*TASK BRIEF:* Below are records. Copy every line with "Emojis" in it.

>> Begin RAW DATA

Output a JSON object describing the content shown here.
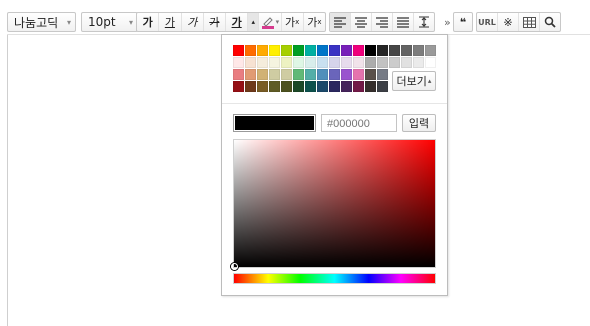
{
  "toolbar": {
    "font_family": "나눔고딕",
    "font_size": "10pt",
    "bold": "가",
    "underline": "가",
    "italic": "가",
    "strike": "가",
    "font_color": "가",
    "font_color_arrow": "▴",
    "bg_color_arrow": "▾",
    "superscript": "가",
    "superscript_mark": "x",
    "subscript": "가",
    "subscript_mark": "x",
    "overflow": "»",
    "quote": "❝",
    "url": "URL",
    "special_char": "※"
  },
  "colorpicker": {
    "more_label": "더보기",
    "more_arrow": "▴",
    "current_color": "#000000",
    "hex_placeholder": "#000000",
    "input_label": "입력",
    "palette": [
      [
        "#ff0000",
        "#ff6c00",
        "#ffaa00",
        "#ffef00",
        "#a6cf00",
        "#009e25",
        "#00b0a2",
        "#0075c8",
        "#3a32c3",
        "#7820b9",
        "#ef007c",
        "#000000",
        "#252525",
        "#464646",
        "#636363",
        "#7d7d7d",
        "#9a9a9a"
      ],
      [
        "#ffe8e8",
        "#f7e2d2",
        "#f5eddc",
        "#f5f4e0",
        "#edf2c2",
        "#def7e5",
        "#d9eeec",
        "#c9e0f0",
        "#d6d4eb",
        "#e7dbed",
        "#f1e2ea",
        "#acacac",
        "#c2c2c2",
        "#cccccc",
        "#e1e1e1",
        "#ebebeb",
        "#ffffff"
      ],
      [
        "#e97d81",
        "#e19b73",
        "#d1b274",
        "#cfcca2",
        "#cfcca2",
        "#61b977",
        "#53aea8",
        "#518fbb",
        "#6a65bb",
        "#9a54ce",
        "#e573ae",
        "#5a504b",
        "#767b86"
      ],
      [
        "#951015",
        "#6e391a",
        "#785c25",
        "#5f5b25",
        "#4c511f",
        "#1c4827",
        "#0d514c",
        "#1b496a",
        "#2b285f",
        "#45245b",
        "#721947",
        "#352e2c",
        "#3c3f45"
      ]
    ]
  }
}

>> End RAW DATA
>> Begin RAW DATA

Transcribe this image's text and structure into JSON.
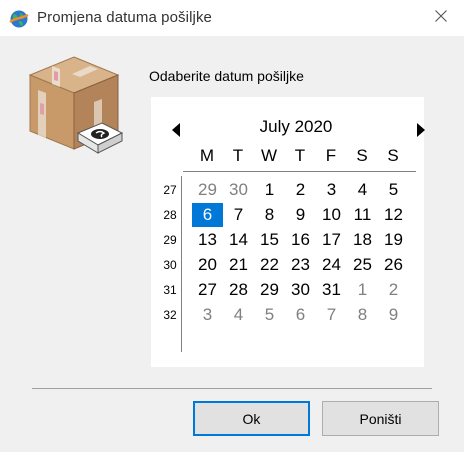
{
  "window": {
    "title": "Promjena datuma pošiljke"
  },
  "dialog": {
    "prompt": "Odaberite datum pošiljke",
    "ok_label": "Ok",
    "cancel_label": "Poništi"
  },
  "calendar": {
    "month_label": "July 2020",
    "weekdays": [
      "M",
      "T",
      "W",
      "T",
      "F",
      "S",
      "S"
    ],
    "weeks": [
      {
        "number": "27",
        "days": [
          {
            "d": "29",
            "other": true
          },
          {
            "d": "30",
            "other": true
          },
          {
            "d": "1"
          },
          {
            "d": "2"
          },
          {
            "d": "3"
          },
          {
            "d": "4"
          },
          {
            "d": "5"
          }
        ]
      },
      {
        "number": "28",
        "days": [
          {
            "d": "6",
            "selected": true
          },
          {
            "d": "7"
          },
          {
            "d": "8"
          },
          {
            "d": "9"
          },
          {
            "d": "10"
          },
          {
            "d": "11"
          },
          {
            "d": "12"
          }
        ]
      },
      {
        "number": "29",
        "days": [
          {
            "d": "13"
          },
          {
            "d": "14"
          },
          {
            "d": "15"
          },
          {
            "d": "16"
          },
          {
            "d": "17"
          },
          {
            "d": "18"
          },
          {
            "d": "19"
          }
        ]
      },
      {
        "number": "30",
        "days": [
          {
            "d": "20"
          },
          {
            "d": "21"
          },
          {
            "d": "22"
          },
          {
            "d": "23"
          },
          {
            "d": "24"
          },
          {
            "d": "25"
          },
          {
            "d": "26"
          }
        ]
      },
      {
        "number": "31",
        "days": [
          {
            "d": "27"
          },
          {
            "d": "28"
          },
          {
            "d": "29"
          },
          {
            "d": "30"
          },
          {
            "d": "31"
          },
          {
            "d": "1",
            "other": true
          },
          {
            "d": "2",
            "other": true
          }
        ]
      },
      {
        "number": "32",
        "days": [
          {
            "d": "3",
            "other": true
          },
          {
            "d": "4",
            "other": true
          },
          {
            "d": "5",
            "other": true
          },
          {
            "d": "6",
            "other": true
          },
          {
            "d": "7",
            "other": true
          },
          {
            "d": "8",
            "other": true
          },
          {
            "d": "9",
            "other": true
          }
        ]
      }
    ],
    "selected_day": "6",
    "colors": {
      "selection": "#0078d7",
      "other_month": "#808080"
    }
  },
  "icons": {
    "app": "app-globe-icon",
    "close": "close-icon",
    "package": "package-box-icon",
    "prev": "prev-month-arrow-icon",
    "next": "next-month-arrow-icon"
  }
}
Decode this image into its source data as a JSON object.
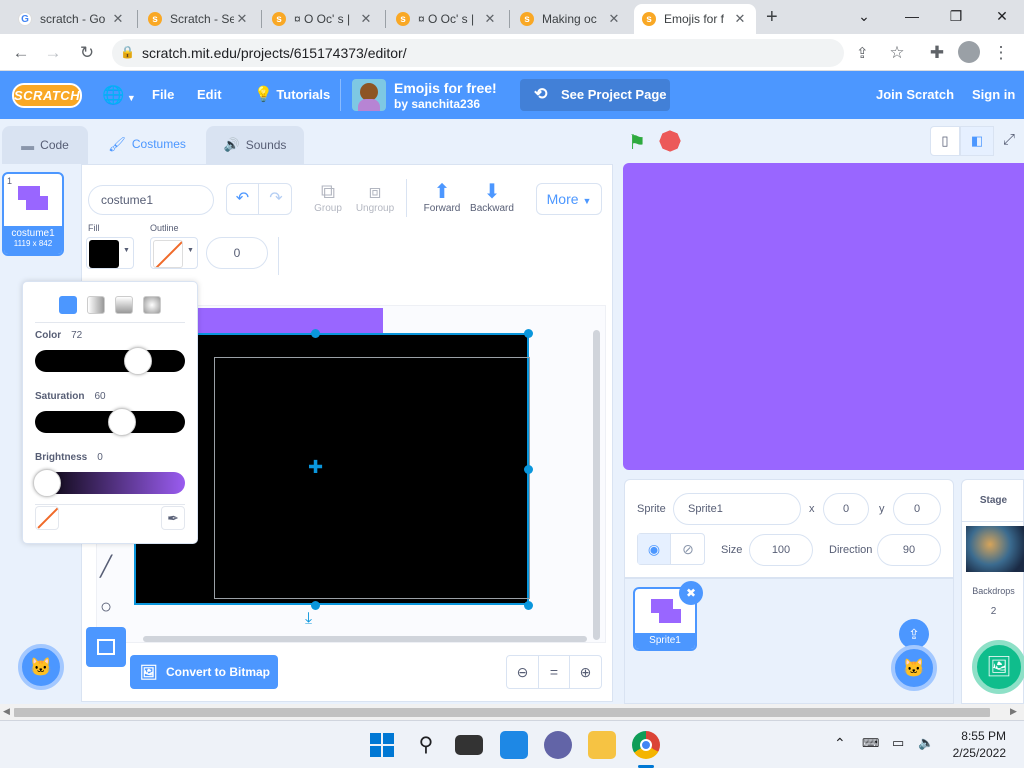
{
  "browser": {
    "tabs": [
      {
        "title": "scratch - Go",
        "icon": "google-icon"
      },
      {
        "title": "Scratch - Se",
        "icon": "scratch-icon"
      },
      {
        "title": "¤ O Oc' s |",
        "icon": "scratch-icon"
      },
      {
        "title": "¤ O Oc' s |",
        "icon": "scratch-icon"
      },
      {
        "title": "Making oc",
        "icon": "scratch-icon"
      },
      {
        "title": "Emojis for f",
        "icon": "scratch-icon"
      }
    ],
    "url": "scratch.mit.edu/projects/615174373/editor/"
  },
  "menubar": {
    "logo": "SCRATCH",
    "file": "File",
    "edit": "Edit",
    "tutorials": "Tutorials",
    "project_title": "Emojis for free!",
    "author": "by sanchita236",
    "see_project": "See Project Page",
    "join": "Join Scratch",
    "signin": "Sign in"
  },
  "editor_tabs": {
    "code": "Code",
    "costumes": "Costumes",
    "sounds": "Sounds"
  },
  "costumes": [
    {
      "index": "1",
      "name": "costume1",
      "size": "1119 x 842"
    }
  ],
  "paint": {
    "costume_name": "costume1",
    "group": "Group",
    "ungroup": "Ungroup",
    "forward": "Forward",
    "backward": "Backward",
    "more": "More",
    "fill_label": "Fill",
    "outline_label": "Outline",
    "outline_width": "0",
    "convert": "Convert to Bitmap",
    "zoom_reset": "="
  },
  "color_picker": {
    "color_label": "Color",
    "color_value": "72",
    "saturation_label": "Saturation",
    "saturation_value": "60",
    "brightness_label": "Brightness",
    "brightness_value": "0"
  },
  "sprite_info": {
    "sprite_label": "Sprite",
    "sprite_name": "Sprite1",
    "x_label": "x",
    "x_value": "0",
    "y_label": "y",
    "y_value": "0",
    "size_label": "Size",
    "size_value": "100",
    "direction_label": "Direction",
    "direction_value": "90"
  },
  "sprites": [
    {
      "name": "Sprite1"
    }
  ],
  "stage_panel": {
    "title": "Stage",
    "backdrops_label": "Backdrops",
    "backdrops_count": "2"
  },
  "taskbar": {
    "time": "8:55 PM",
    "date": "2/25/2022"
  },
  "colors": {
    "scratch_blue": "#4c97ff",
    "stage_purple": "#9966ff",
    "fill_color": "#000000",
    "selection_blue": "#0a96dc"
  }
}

>> End RAW DATA

*SOLUTION TO THE EXERCISE:*
        "title": "Emojis for f",
    "project_title": "Emojis for free!",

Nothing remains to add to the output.